Figure data in JSON –
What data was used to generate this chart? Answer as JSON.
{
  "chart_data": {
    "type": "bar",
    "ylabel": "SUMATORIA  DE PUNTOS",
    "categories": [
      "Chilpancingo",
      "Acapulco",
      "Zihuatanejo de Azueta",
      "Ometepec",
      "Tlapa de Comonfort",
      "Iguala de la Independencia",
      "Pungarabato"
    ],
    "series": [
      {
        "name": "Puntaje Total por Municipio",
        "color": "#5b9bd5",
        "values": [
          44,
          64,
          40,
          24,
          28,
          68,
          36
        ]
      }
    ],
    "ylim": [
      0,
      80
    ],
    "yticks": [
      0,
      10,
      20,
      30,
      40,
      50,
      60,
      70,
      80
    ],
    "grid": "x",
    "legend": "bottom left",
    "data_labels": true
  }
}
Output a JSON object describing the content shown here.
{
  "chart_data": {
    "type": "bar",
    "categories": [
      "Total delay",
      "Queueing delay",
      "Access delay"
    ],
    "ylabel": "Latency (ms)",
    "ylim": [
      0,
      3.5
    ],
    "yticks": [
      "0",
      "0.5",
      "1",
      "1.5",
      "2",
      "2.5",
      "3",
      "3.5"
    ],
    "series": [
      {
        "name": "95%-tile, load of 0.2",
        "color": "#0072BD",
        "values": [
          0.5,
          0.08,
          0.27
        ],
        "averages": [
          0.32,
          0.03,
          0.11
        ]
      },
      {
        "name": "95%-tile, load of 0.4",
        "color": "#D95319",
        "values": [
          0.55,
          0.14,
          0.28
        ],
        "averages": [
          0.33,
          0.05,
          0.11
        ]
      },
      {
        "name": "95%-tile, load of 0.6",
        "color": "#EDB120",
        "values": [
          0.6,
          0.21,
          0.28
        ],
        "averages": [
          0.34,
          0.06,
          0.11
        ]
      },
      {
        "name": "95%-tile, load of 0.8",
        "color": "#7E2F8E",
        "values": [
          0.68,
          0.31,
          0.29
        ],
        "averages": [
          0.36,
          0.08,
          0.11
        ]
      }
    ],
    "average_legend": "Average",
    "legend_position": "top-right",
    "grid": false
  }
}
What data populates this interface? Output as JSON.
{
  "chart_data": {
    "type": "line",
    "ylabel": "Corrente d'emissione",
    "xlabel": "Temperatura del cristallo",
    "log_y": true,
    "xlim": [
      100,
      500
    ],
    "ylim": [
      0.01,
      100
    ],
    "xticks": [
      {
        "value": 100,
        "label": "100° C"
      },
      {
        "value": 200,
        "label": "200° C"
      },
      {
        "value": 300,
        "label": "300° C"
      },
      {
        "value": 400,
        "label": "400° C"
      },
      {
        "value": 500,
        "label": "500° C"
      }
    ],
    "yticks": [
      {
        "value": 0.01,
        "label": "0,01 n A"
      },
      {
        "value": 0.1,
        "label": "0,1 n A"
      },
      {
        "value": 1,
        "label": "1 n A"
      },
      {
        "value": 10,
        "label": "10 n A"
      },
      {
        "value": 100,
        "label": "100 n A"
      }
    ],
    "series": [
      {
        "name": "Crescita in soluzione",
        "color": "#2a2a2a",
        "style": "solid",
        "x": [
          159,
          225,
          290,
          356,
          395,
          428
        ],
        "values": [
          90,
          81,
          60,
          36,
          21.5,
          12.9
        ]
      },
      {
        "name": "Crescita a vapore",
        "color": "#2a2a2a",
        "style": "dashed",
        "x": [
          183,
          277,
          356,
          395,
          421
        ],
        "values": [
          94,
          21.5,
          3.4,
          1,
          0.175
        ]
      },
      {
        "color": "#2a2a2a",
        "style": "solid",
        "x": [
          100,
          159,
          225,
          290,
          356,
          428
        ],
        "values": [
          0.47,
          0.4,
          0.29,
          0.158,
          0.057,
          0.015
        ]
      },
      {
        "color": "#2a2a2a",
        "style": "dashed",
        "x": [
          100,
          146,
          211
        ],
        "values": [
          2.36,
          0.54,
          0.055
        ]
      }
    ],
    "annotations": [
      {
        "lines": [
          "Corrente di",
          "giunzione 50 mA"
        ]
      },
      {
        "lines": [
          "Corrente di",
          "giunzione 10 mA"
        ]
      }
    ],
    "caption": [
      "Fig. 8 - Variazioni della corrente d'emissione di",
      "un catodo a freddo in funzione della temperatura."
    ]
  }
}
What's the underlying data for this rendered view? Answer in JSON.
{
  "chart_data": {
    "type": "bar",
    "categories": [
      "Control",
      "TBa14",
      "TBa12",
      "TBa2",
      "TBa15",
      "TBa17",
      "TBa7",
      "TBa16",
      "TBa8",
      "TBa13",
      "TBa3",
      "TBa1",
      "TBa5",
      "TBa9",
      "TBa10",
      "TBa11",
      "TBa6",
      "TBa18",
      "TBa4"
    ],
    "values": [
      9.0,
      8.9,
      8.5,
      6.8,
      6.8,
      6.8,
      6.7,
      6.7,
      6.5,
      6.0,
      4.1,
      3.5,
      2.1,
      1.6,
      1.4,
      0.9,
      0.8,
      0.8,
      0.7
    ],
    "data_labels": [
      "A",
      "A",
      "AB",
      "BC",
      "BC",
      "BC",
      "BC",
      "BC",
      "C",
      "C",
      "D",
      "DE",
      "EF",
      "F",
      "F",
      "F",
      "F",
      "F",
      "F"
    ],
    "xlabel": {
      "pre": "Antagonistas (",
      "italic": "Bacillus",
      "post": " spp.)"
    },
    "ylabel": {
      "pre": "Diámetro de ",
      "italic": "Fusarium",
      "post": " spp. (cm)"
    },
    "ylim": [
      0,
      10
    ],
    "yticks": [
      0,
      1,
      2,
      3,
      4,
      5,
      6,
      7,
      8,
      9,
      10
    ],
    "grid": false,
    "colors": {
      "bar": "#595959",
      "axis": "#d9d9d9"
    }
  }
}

SHORT PROBLEM –
All of the data must be returned exactly.

ANSWER FOR THE TASK –
What data was used to generate this chart? Answer as JSON.
{
  "chart_data": {
    "type": "bar",
    "ylabel": "SUMATORIA  DE PUNTOS",
    "categories": [
      "Chilpancingo",
      "Acapulco",
      "Zihuatanejo de Azueta",
      "Ometepec",
      "Tlapa de Comonfort",
      "Iguala de la Independencia",
      "Pungarabato"
    ],
    "series": [
      {
        "name": "Puntaje Total por Municipio",
        "color": "#5b9bd5",
        "values": [
          44,
          64,
          40,
          24,
          28,
          68,
          36
        ]
      }
    ],
    "ylim": [
      0,
      80
    ],
    "yticks": [
      0,
      10,
      20,
      30,
      40,
      50,
      60,
      70,
      80
    ],
    "grid": "x",
    "legend": "bottom left",
    "data_labels": true
  }
}
Output a JSON object describing the content shown here.
{
  "chart_data": {
    "type": "bar",
    "categories": [
      "Total delay",
      "Queueing delay",
      "Access delay"
    ],
    "ylabel": "Latency (ms)",
    "ylim": [
      0,
      3.5
    ],
    "yticks": [
      "0",
      "0.5",
      "1",
      "1.5",
      "2",
      "2.5",
      "3",
      "3.5"
    ],
    "series": [
      {
        "name": "95%-tile, load of 0.2",
        "color": "#0072BD",
        "values": [
          0.5,
          0.08,
          0.27
        ],
        "averages": [
          0.32,
          0.03,
          0.11
        ]
      },
      {
        "name": "95%-tile, load of 0.4",
        "color": "#D95319",
        "values": [
          0.55,
          0.14,
          0.28
        ],
        "averages": [
          0.33,
          0.05,
          0.11
        ]
      },
      {
        "name": "95%-tile, load of 0.6",
        "color": "#EDB120",
        "values": [
          0.6,
          0.21,
          0.28
        ],
        "averages": [
          0.34,
          0.06,
          0.11
        ]
      },
      {
        "name": "95%-tile, load of 0.8",
        "color": "#7E2F8E",
        "values": [
          0.68,
          0.31,
          0.29
        ],
        "averages": [
          0.36,
          0.08,
          0.11
        ]
      }
    ],
    "average_legend": "Average",
    "legend_position": "top-right",
    "grid": false
  }
}
What data populates this interface? Output as JSON.
{
  "chart_data": {
    "type": "line",
    "ylabel": "Corrente d'emissione",
    "xlabel": "Temperatura del cristallo",
    "log_y": true,
    "xlim": [
      100,
      500
    ],
    "ylim": [
      0.01,
      100
    ],
    "xticks": [
      {
        "value": 100,
        "label": "100° C"
      },
      {
        "value": 200,
        "label": "200° C"
      },
      {
        "value": 300,
        "label": "300° C"
      },
      {
        "value": 400,
        "label": "400° C"
      },
      {
        "value": 500,
        "label": "500° C"
      }
    ],
    "yticks": [
      {
        "value": 0.01,
        "label": "0,01 n A"
      },
      {
        "value": 0.1,
        "label": "0,1 n A"
      },
      {
        "value": 1,
        "label": "1 n A"
      },
      {
        "value": 10,
        "label": "10 n A"
      },
      {
        "value": 100,
        "label": "100 n A"
      }
    ],
    "series": [
      {
        "name": "Crescita in soluzione",
        "color": "#2a2a2a",
        "style": "solid",
        "x": [
          159,
          225,
          290,
          356,
          395,
          428
        ],
        "values": [
          90,
          81,
          60,
          36,
          21.5,
          12.9
        ]
      },
      {
        "name": "Crescita a vapore",
        "color": "#2a2a2a",
        "style": "dashed",
        "x": [
          183,
          277,
          356,
          395,
          421
        ],
        "values": [
          94,
          21.5,
          3.4,
          1,
          0.175
        ]
      },
      {
        "color": "#2a2a2a",
        "style": "solid",
        "x": [
          100,
          159,
          225,
          290,
          356,
          428
        ],
        "values": [
          0.47,
          0.4,
          0.29,
          0.158,
          0.057,
          0.015
        ]
      },
      {
        "color": "#2a2a2a",
        "style": "dashed",
        "x": [
          100,
          146,
          211
        ],
        "values": [
          2.36,
          0.54,
          0.055
        ]
      }
    ],
    "annotations": [
      {
        "lines": [
          "Corrente di",
          "giunzione 50 mA"
        ]
      },
      {
        "lines": [
          "Corrente di",
          "giunzione 10 mA"
        ]
      }
    ],
    "caption": [
      "Fig. 8 - Variazioni della corrente d'emissione di",
      "un catodo a freddo in funzione della temperatura."
    ]
  }
}
What's the underlying data for this rendered view? Answer in JSON.
{
  "chart_data": {
    "type": "bar",
    "categories": [
      "Control",
      "TBa14",
      "TBa12",
      "TBa2",
      "TBa15",
      "TBa17",
      "TBa7",
      "TBa16",
      "TBa8",
      "TBa13",
      "TBa3",
      "TBa1",
      "TBa5",
      "TBa9",
      "TBa10",
      "TBa11",
      "TBa6",
      "TBa18",
      "TBa4"
    ],
    "values": [
      9.0,
      8.9,
      8.5,
      6.8,
      6.8,
      6.8,
      6.7,
      6.7,
      6.5,
      6.0,
      4.1,
      3.5,
      2.1,
      1.6,
      1.4,
      0.9,
      0.8,
      0.8,
      0.7
    ],
    "data_labels": [
      "A",
      "A",
      "AB",
      "BC",
      "BC",
      "BC",
      "BC",
      "BC",
      "C",
      "C",
      "D",
      "DE",
      "EF",
      "F",
      "F",
      "F",
      "F",
      "F",
      "F"
    ],
    "xlabel": {
      "pre": "Antagonistas (",
      "italic": "Bacillus",
      "post": " spp.)"
    },
    "ylabel": {
      "pre": "Diámetro de ",
      "italic": "Fusarium",
      "post": " spp. (cm)"
    },
    "ylim": [
      0,
      10
    ],
    "yticks": [
      0,
      1,
      2,
      3,
      4,
      5,
      6,
      7,
      8,
      9,
      10
    ],
    "grid": false,
    "colors": {
      "bar": "#595959",
      "axis": "#d9d9d9"
    }
  }
}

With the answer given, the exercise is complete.